- TASK REQUIREMENTS:
Copy the rows below word for word, from the first line through the line that contains "check-circle-icon[interactable] xyxy=(832,285,890,343)".

- GIVEN INFORMATION:
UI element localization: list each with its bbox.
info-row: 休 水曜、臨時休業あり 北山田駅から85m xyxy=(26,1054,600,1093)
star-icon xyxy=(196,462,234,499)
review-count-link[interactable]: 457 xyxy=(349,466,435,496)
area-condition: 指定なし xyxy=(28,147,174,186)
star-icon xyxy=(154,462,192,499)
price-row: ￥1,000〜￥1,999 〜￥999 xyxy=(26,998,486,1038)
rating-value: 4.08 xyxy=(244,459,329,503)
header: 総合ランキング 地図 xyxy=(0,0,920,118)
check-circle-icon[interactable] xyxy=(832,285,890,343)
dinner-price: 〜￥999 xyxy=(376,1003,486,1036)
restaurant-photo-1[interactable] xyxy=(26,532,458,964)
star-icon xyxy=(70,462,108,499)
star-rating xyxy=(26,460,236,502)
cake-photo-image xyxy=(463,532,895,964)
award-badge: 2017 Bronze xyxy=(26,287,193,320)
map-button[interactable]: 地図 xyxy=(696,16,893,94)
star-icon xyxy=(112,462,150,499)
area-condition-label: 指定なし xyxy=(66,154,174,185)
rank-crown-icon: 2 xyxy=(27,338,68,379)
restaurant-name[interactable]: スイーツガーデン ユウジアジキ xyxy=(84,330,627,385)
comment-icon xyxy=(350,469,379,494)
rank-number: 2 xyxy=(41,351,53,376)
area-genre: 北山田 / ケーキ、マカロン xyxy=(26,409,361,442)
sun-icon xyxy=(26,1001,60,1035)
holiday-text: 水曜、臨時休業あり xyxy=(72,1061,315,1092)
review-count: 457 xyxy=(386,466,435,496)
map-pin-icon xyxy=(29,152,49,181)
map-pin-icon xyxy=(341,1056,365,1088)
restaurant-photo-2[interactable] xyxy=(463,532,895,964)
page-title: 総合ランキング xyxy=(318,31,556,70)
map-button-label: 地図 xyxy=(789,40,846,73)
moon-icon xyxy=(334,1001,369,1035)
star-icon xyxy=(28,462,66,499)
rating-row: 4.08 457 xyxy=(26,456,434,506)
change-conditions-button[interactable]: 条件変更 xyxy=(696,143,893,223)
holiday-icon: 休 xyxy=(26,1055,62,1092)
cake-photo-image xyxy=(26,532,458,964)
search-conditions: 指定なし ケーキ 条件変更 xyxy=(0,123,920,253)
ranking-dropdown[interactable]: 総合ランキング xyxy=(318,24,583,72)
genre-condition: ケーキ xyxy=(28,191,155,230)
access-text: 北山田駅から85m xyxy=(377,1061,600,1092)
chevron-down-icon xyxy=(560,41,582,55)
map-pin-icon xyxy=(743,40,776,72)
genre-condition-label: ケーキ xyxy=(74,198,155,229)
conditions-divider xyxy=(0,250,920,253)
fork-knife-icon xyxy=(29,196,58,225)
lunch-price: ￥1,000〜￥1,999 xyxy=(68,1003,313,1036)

- EXERCISE RESPONSE:
UI element localization: list each with its bbox.
info-row: 休 水曜、臨時休業あり 北山田駅から85m xyxy=(26,1054,600,1093)
star-icon xyxy=(196,462,234,499)
review-count-link[interactable]: 457 xyxy=(349,466,435,496)
area-condition: 指定なし xyxy=(28,147,174,186)
star-icon xyxy=(154,462,192,499)
price-row: ￥1,000〜￥1,999 〜￥999 xyxy=(26,998,486,1038)
rating-value: 4.08 xyxy=(244,459,329,503)
header: 総合ランキング 地図 xyxy=(0,0,920,118)
check-circle-icon[interactable] xyxy=(832,285,890,343)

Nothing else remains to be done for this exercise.